Problem statement: In the listing below, identify each line with the word "TradingView" and return those lines.

Rows from a dataset:
-- BEGIN --

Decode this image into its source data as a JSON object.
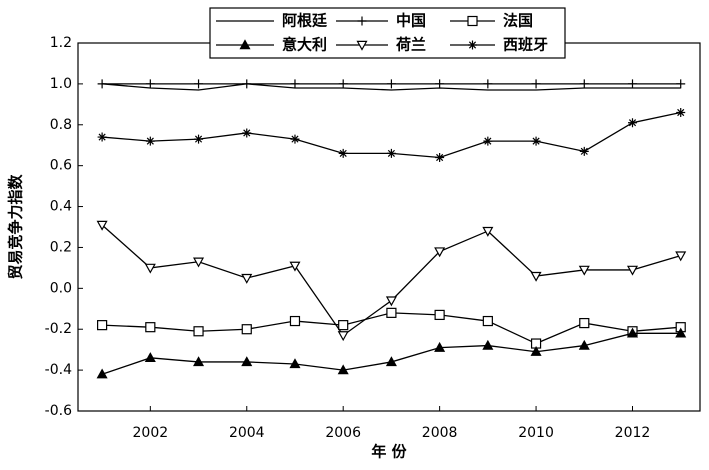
{
  "chart_data": {
    "type": "line",
    "x_label": "年 份",
    "y_label": "贸易竞争力指数",
    "x": [
      2001,
      2002,
      2003,
      2004,
      2005,
      2006,
      2007,
      2008,
      2009,
      2010,
      2011,
      2012,
      2013
    ],
    "xlim": [
      2000.5,
      2013.4
    ],
    "xticks": [
      2002,
      2004,
      2006,
      2008,
      2010,
      2012
    ],
    "ylim": [
      -0.6,
      1.2
    ],
    "yticks": [
      -0.6,
      -0.4,
      -0.2,
      {
        "value": 0,
        "label": "0.0"
      },
      0.2,
      0.4,
      0.6,
      0.8,
      {
        "value": 1,
        "label": "1.0"
      },
      1.2
    ],
    "legend": "top",
    "series": [
      {
        "name": "阿根廷",
        "color": "#000000",
        "marker": "none",
        "values": [
          1.0,
          0.98,
          0.97,
          1.0,
          0.98,
          0.98,
          0.97,
          0.98,
          0.97,
          0.97,
          0.98,
          0.98,
          0.98
        ]
      },
      {
        "name": "中国",
        "color": "#000000",
        "marker": "plus",
        "values": [
          1.0,
          1.0,
          1.0,
          1.0,
          1.0,
          1.0,
          1.0,
          1.0,
          1.0,
          1.0,
          1.0,
          1.0,
          1.0
        ]
      },
      {
        "name": "法国",
        "color": "#000000",
        "marker": "square",
        "values": [
          -0.18,
          -0.19,
          -0.21,
          -0.2,
          -0.16,
          -0.18,
          -0.12,
          -0.13,
          -0.16,
          -0.27,
          -0.17,
          -0.21,
          -0.19
        ]
      },
      {
        "name": "意大利",
        "color": "#000000",
        "marker": "triangle",
        "values": [
          -0.42,
          -0.34,
          -0.36,
          -0.36,
          -0.37,
          -0.4,
          -0.36,
          -0.29,
          -0.28,
          -0.31,
          -0.28,
          -0.22,
          -0.22
        ]
      },
      {
        "name": "荷兰",
        "color": "#000000",
        "marker": "triangle-down",
        "values": [
          0.31,
          0.1,
          0.13,
          0.05,
          0.11,
          -0.23,
          -0.06,
          0.18,
          0.28,
          0.06,
          0.09,
          0.09,
          0.16
        ]
      },
      {
        "name": "西班牙",
        "color": "#000000",
        "marker": "star",
        "values": [
          0.74,
          0.72,
          0.73,
          0.76,
          0.73,
          0.66,
          0.66,
          0.64,
          0.72,
          0.72,
          0.67,
          0.81,
          0.86
        ]
      }
    ]
  }
}
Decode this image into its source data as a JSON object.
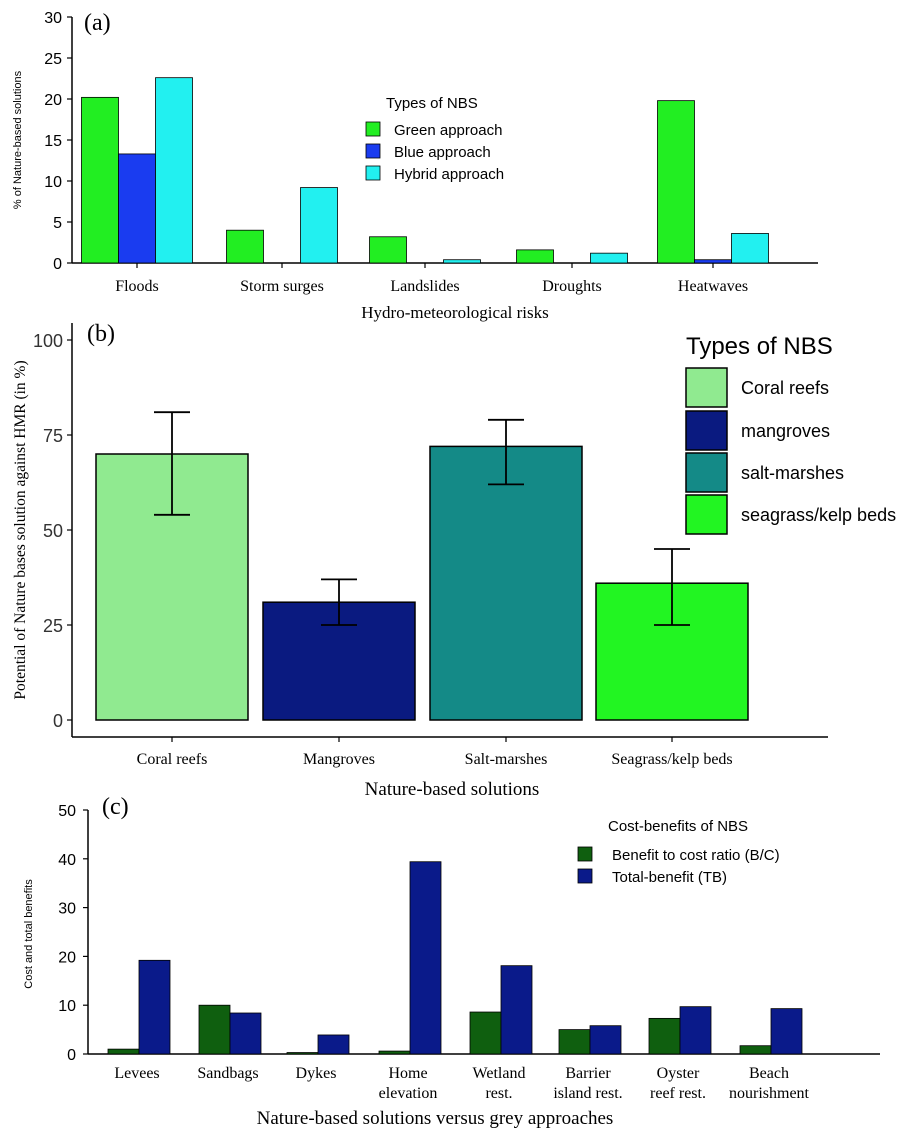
{
  "chart_data": [
    {
      "type": "bar",
      "panel_label": "(a)",
      "categories": [
        "Floods",
        "Storm surges",
        "Landslides",
        "Droughts",
        "Heatwaves"
      ],
      "series": [
        {
          "name": "Green approach",
          "color": "#22ee22",
          "values": [
            20.2,
            4.0,
            3.2,
            1.6,
            19.8
          ]
        },
        {
          "name": "Blue approach",
          "color": "#1a3cf0",
          "values": [
            13.3,
            0,
            0,
            0,
            0.4
          ]
        },
        {
          "name": "Hybrid approach",
          "color": "#22f0f0",
          "values": [
            22.6,
            9.2,
            0.4,
            1.2,
            3.6
          ]
        }
      ],
      "xlabel": "Hydro-meteorological risks",
      "ylabel": "% of Nature-based solutions",
      "ylim": [
        0,
        30
      ],
      "yticks": [
        0,
        5,
        10,
        15,
        20,
        25,
        30
      ],
      "legend_title": "Types of NBS",
      "legend_position": "top-center",
      "grid": false
    },
    {
      "type": "bar",
      "panel_label": "(b)",
      "categories": [
        "Coral reefs",
        "Mangroves",
        "Salt-marshes",
        "Seagrass/kelp beds"
      ],
      "values": [
        70,
        31,
        72,
        36
      ],
      "error_low": [
        54,
        25,
        62,
        25
      ],
      "error_high": [
        81,
        37,
        79,
        45
      ],
      "colors": [
        "#90ea90",
        "#0a1a80",
        "#148a87",
        "#22f522"
      ],
      "legend_labels": [
        "Coral reefs",
        "mangroves",
        "salt-marshes",
        "seagrass/kelp beds"
      ],
      "legend_title": "Types of NBS",
      "legend_position": "top-right",
      "xlabel": "Nature-based solutions",
      "ylabel": "Potential of Nature bases solution against HMR (in %)",
      "ylim": [
        0,
        100
      ],
      "yticks": [
        0,
        25,
        50,
        75,
        100
      ],
      "grid": false
    },
    {
      "type": "bar",
      "panel_label": "(c)",
      "categories": [
        "Levees",
        "Sandbags",
        "Dykes",
        "Home elevation",
        "Wetland rest.",
        "Barrier island rest.",
        "Oyster reef rest.",
        "Beach nourishment"
      ],
      "category_lines": [
        [
          "Levees"
        ],
        [
          "Sandbags"
        ],
        [
          "Dykes"
        ],
        [
          "Home",
          "elevation"
        ],
        [
          "Wetland",
          "rest."
        ],
        [
          "Barrier",
          "island rest."
        ],
        [
          "Oyster",
          "reef rest."
        ],
        [
          "Beach",
          "nourishment"
        ]
      ],
      "series": [
        {
          "name": "Benefit to cost ratio (B/C)",
          "color": "#0f5f0f",
          "values": [
            1.0,
            10.0,
            0.3,
            0.6,
            8.6,
            5.0,
            7.3,
            1.7
          ]
        },
        {
          "name": "Total-benefit (TB)",
          "color": "#0a1a8a",
          "values": [
            19.2,
            8.4,
            3.9,
            39.4,
            18.1,
            5.8,
            9.7,
            9.3
          ]
        }
      ],
      "xlabel": "Nature-based solutions versus grey approaches",
      "ylabel": "Cost and total benefits",
      "ylim": [
        0,
        50
      ],
      "yticks": [
        0,
        10,
        20,
        30,
        40,
        50
      ],
      "legend_title": "Cost-benefits of NBS",
      "legend_position": "top-right",
      "grid": false
    }
  ]
}
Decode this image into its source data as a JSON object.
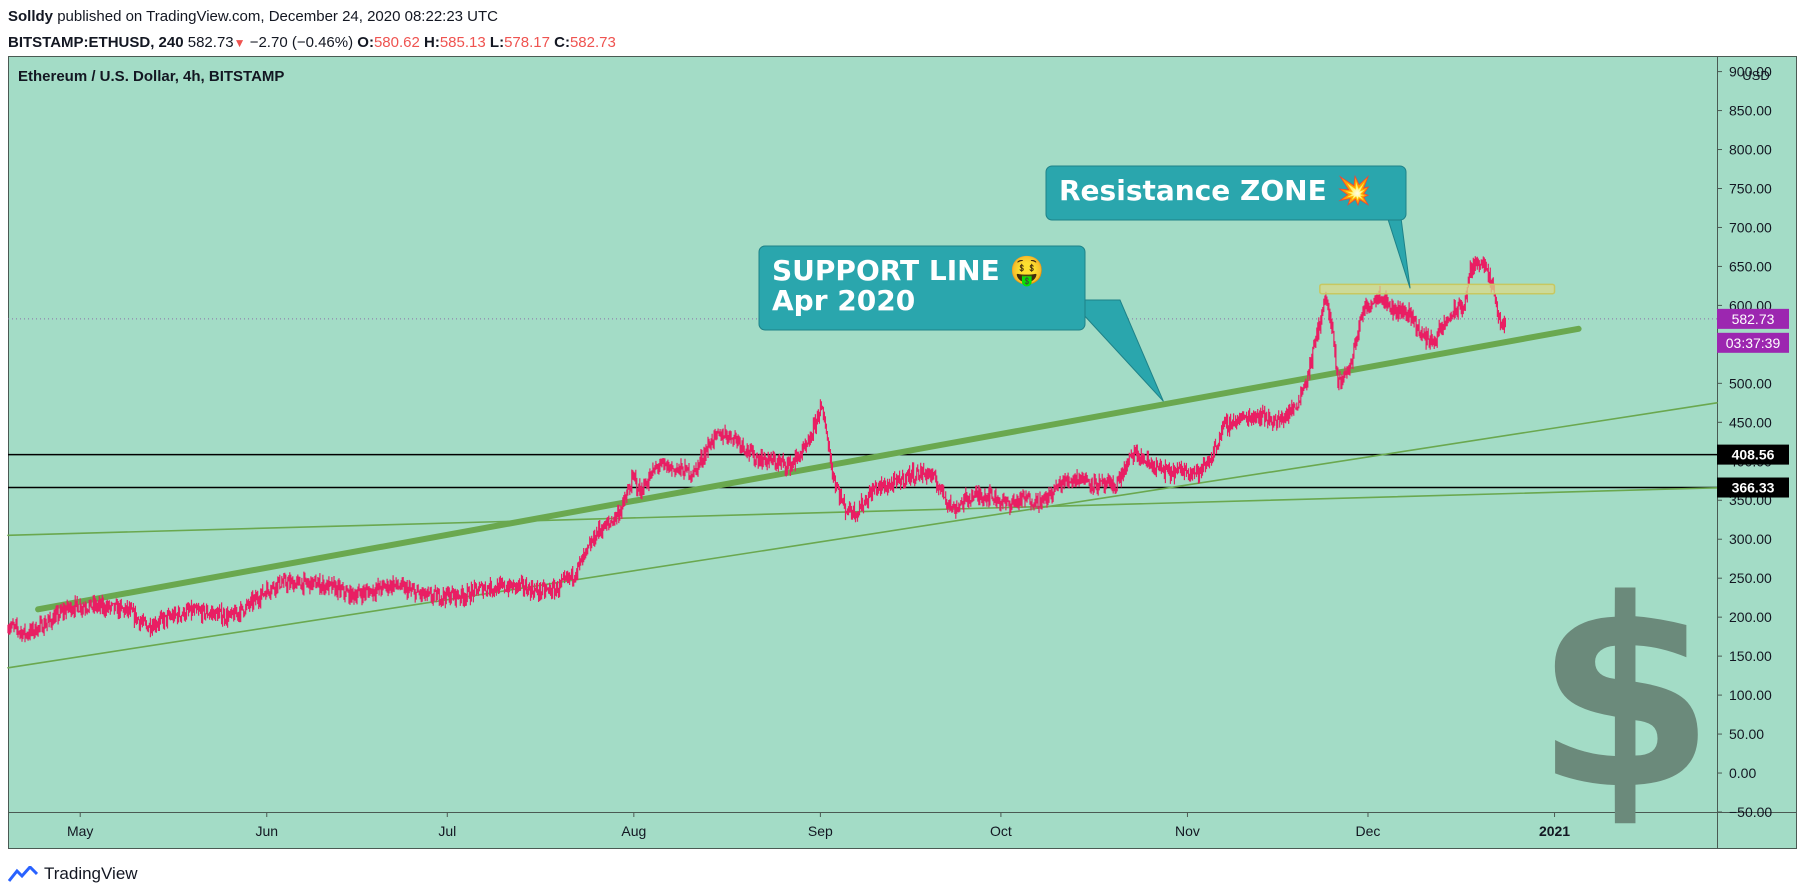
{
  "header": {
    "author": "Solldy",
    "published_text": "published on TradingView.com, December 24, 2020 08:22:23 UTC",
    "symbol": "BITSTAMP:ETHUSD, 240",
    "last": "582.73",
    "change": "−2.70 (−0.46%)",
    "o_label": "O:",
    "o": "580.62",
    "h_label": "H:",
    "h": "585.13",
    "l_label": "L:",
    "l": "578.17",
    "c_label": "C:",
    "c": "582.73"
  },
  "footer": {
    "brand": "TradingView"
  },
  "colors": {
    "background": "#a3dcc6",
    "candle": "#e91e63",
    "trendline": "#6aa84f",
    "callout": "#2aa6ad",
    "price_badge": "#9c27b0",
    "level_badge": "#000000",
    "dollar": "#6b8a7b",
    "resistance_box": "#d9d98a"
  },
  "chart_data": {
    "type": "candlestick",
    "title": "Ethereum / U.S. Dollar, 4h, BITSTAMP",
    "currency_label": "USD",
    "x_ticks": [
      "May",
      "Jun",
      "Jul",
      "Aug",
      "Sep",
      "Oct",
      "Nov",
      "Dec",
      "2021"
    ],
    "x_tick_dates": [
      "2020-05-01",
      "2020-06-01",
      "2020-07-01",
      "2020-08-01",
      "2020-09-01",
      "2020-10-01",
      "2020-11-01",
      "2020-12-01",
      "2021-01-01"
    ],
    "x_range": [
      "2020-04-19",
      "2021-01-28"
    ],
    "y_ticks": [
      "900.00",
      "850.00",
      "800.00",
      "750.00",
      "700.00",
      "650.00",
      "600.00",
      "550.00",
      "500.00",
      "450.00",
      "400.00",
      "350.00",
      "300.00",
      "250.00",
      "200.00",
      "150.00",
      "100.00",
      "50.00",
      "0.00",
      "−50.00"
    ],
    "ylim": [
      -50,
      920
    ],
    "price_series": [
      [
        "2020-04-19",
        190
      ],
      [
        "2020-04-22",
        178
      ],
      [
        "2020-04-26",
        195
      ],
      [
        "2020-04-29",
        212
      ],
      [
        "2020-05-02",
        215
      ],
      [
        "2020-05-06",
        212
      ],
      [
        "2020-05-09",
        208
      ],
      [
        "2020-05-12",
        188
      ],
      [
        "2020-05-16",
        200
      ],
      [
        "2020-05-19",
        207
      ],
      [
        "2020-05-23",
        205
      ],
      [
        "2020-05-26",
        200
      ],
      [
        "2020-05-29",
        215
      ],
      [
        "2020-06-01",
        235
      ],
      [
        "2020-06-03",
        244
      ],
      [
        "2020-06-06",
        243
      ],
      [
        "2020-06-09",
        243
      ],
      [
        "2020-06-12",
        238
      ],
      [
        "2020-06-15",
        228
      ],
      [
        "2020-06-18",
        233
      ],
      [
        "2020-06-22",
        242
      ],
      [
        "2020-06-25",
        233
      ],
      [
        "2020-06-28",
        226
      ],
      [
        "2020-07-01",
        228
      ],
      [
        "2020-07-04",
        228
      ],
      [
        "2020-07-07",
        238
      ],
      [
        "2020-07-10",
        238
      ],
      [
        "2020-07-13",
        240
      ],
      [
        "2020-07-16",
        233
      ],
      [
        "2020-07-19",
        235
      ],
      [
        "2020-07-22",
        255
      ],
      [
        "2020-07-24",
        280
      ],
      [
        "2020-07-26",
        310
      ],
      [
        "2020-07-28",
        320
      ],
      [
        "2020-07-30",
        340
      ],
      [
        "2020-08-01",
        380
      ],
      [
        "2020-08-02",
        360
      ],
      [
        "2020-08-05",
        395
      ],
      [
        "2020-08-08",
        390
      ],
      [
        "2020-08-11",
        385
      ],
      [
        "2020-08-14",
        428
      ],
      [
        "2020-08-16",
        435
      ],
      [
        "2020-08-18",
        430
      ],
      [
        "2020-08-21",
        405
      ],
      [
        "2020-08-24",
        400
      ],
      [
        "2020-08-27",
        395
      ],
      [
        "2020-08-30",
        420
      ],
      [
        "2020-09-01",
        470
      ],
      [
        "2020-09-02",
        440
      ],
      [
        "2020-09-03",
        385
      ],
      [
        "2020-09-05",
        340
      ],
      [
        "2020-09-07",
        335
      ],
      [
        "2020-09-10",
        365
      ],
      [
        "2020-09-13",
        370
      ],
      [
        "2020-09-16",
        383
      ],
      [
        "2020-09-19",
        385
      ],
      [
        "2020-09-21",
        365
      ],
      [
        "2020-09-23",
        338
      ],
      [
        "2020-09-26",
        355
      ],
      [
        "2020-09-29",
        357
      ],
      [
        "2020-10-02",
        345
      ],
      [
        "2020-10-05",
        352
      ],
      [
        "2020-10-08",
        348
      ],
      [
        "2020-10-11",
        372
      ],
      [
        "2020-10-14",
        380
      ],
      [
        "2020-10-17",
        370
      ],
      [
        "2020-10-20",
        368
      ],
      [
        "2020-10-23",
        410
      ],
      [
        "2020-10-26",
        395
      ],
      [
        "2020-10-29",
        385
      ],
      [
        "2020-11-01",
        390
      ],
      [
        "2020-11-03",
        385
      ],
      [
        "2020-11-05",
        405
      ],
      [
        "2020-11-07",
        445
      ],
      [
        "2020-11-10",
        455
      ],
      [
        "2020-11-13",
        460
      ],
      [
        "2020-11-16",
        450
      ],
      [
        "2020-11-19",
        470
      ],
      [
        "2020-11-21",
        510
      ],
      [
        "2020-11-23",
        580
      ],
      [
        "2020-11-24",
        610
      ],
      [
        "2020-11-25",
        570
      ],
      [
        "2020-11-26",
        500
      ],
      [
        "2020-11-28",
        520
      ],
      [
        "2020-11-30",
        590
      ],
      [
        "2020-12-01",
        600
      ],
      [
        "2020-12-03",
        615
      ],
      [
        "2020-12-05",
        595
      ],
      [
        "2020-12-08",
        590
      ],
      [
        "2020-12-10",
        560
      ],
      [
        "2020-12-12",
        555
      ],
      [
        "2020-12-15",
        590
      ],
      [
        "2020-12-17",
        600
      ],
      [
        "2020-12-18",
        645
      ],
      [
        "2020-12-20",
        660
      ],
      [
        "2020-12-21",
        635
      ],
      [
        "2020-12-22",
        615
      ],
      [
        "2020-12-23",
        570
      ],
      [
        "2020-12-24",
        583
      ]
    ],
    "trendlines": [
      {
        "name": "",
        "from": [
          "2020-04-24",
          210
        ],
        "to": [
          "2021-01-05",
          570
        ],
        "weight": "thick"
      },
      {
        "name": "",
        "from": [
          "2020-04-19",
          135
        ],
        "to": [
          "2021-01-28",
          475
        ],
        "weight": "thin"
      },
      {
        "name": "",
        "from": [
          "2020-04-19",
          305
        ],
        "to": [
          "2021-01-28",
          366
        ],
        "weight": "thin"
      }
    ],
    "horizontal_levels": [
      408.56,
      366.33
    ],
    "current_price": 582.73,
    "resistance_zone": {
      "from": "2020-11-23",
      "to": "2021-01-01",
      "y_low": 615,
      "y_high": 627
    },
    "axis_badges": [
      {
        "text": "582.73",
        "value": 582.73,
        "style": "price"
      },
      {
        "text": "03:37:39",
        "value": 552,
        "style": "price"
      },
      {
        "text": "408.56",
        "value": 408.56,
        "style": "level"
      },
      {
        "text": "366.33",
        "value": 366.33,
        "style": "level"
      }
    ],
    "annotations": [
      {
        "lines": [
          "SUPPORT LINE 🤑",
          "Apr 2020"
        ],
        "points_to": [
          "2020-10-28",
          477
        ]
      },
      {
        "lines": [
          "Resistance ZONE 💥"
        ],
        "points_to": [
          "2020-12-08",
          622
        ]
      }
    ]
  }
}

-- END --

The solution:
    "published_text": "published on TradingView.com, December 24, 2020 08:22:23 UTC",
    "brand": "TradingView"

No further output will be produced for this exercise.